+++ DATA EXCERPTS

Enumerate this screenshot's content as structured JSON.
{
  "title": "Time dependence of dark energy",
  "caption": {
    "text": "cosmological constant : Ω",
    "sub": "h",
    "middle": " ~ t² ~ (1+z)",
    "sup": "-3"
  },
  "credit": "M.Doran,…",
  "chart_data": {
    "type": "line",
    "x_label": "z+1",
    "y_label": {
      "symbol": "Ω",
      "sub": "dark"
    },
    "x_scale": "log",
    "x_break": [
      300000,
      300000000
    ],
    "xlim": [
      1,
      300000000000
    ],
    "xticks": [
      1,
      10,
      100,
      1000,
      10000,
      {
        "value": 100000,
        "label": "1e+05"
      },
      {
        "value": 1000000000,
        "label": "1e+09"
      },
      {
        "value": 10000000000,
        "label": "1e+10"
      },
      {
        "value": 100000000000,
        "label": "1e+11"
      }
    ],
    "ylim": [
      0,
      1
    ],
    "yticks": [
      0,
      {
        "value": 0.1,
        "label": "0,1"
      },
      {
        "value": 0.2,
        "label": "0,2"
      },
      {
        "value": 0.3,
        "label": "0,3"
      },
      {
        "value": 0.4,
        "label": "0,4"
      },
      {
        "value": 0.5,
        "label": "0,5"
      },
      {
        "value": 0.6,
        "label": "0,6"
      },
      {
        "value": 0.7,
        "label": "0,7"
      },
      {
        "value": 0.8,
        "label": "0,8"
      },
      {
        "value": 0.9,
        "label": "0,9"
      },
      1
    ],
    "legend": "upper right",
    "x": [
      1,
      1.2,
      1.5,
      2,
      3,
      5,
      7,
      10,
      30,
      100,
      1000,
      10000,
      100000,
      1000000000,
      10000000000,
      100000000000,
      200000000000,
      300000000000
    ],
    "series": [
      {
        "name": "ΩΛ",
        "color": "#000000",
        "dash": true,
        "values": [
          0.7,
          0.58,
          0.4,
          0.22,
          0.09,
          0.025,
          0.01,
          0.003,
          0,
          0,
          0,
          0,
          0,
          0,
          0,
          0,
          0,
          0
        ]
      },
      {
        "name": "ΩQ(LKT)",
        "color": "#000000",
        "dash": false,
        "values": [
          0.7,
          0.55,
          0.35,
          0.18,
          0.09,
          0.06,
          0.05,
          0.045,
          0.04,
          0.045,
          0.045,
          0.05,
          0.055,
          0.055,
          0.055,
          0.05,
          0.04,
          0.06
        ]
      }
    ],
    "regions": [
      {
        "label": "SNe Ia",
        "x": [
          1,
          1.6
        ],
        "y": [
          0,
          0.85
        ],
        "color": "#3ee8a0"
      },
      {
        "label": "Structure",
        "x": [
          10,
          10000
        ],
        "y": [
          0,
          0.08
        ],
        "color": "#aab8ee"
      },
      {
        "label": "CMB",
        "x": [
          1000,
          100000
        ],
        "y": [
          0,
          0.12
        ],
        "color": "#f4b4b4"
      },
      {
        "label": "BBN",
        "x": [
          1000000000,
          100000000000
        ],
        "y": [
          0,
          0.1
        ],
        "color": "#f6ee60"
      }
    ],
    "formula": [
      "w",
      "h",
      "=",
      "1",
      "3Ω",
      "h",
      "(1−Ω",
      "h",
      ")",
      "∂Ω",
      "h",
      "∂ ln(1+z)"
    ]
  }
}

++++++

- **SHORT TASK**
Return the listing above in full, character for character.

- **CORRECT ANSWER**
Enumerate this screenshot's content as structured JSON.
{
  "title": "Time dependence of dark energy",
  "caption": {
    "text": "cosmological constant : Ω",
    "sub": "h",
    "middle": " ~ t² ~ (1+z)",
    "sup": "-3"
  },
  "credit": "M.Doran,…",
  "chart_data": {
    "type": "line",
    "x_label": "z+1",
    "y_label": {
      "symbol": "Ω",
      "sub": "dark"
    },
    "x_scale": "log",
    "x_break": [
      300000,
      300000000
    ],
    "xlim": [
      1,
      300000000000
    ],
    "xticks": [
      1,
      10,
      100,
      1000,
      10000,
      {
        "value": 100000,
        "label": "1e+05"
      },
      {
        "value": 1000000000,
        "label": "1e+09"
      },
      {
        "value": 10000000000,
        "label": "1e+10"
      },
      {
        "value": 100000000000,
        "label": "1e+11"
      }
    ],
    "ylim": [
      0,
      1
    ],
    "yticks": [
      0,
      {
        "value": 0.1,
        "label": "0,1"
      },
      {
        "value": 0.2,
        "label": "0,2"
      },
      {
        "value": 0.3,
        "label": "0,3"
      },
      {
        "value": 0.4,
        "label": "0,4"
      },
      {
        "value": 0.5,
        "label": "0,5"
      },
      {
        "value": 0.6,
        "label": "0,6"
      },
      {
        "value": 0.7,
        "label": "0,7"
      },
      {
        "value": 0.8,
        "label": "0,8"
      },
      {
        "value": 0.9,
        "label": "0,9"
      },
      1
    ],
    "legend": "upper right",
    "x": [
      1,
      1.2,
      1.5,
      2,
      3,
      5,
      7,
      10,
      30,
      100,
      1000,
      10000,
      100000,
      1000000000,
      10000000000,
      100000000000,
      200000000000,
      300000000000
    ],
    "series": [
      {
        "name": "ΩΛ",
        "color": "#000000",
        "dash": true,
        "values": [
          0.7,
          0.58,
          0.4,
          0.22,
          0.09,
          0.025,
          0.01,
          0.003,
          0,
          0,
          0,
          0,
          0,
          0,
          0,
          0,
          0,
          0
        ]
      },
      {
        "name": "ΩQ(LKT)",
        "color": "#000000",
        "dash": false,
        "values": [
          0.7,
          0.55,
          0.35,
          0.18,
          0.09,
          0.06,
          0.05,
          0.045,
          0.04,
          0.045,
          0.045,
          0.05,
          0.055,
          0.055,
          0.055,
          0.05,
          0.04,
          0.06
        ]
      }
    ],
    "regions": [
      {
        "label": "SNe Ia",
        "x": [
          1,
          1.6
        ],
        "y": [
          0,
          0.85
        ],
        "color": "#3ee8a0"
      },
      {
        "label": "Structure",
        "x": [
          10,
          10000
        ],
        "y": [
          0,
          0.08
        ],
        "color": "#aab8ee"
      },
      {
        "label": "CMB",
        "x": [
          1000,
          100000
        ],
        "y": [
          0,
          0.12
        ],
        "color": "#f4b4b4"
      },
      {
        "label": "BBN",
        "x": [
          1000000000,
          100000000000
        ],
        "y": [
          0,
          0.1
        ],
        "color": "#f6ee60"
      }
    ],
    "formula": [
      "w",
      "h",
      "=",
      "1",
      "3Ω",
      "h",
      "(1−Ω",
      "h",
      ")",
      "∂Ω",
      "h",
      "∂ ln(1+z)"
    ]
  }
}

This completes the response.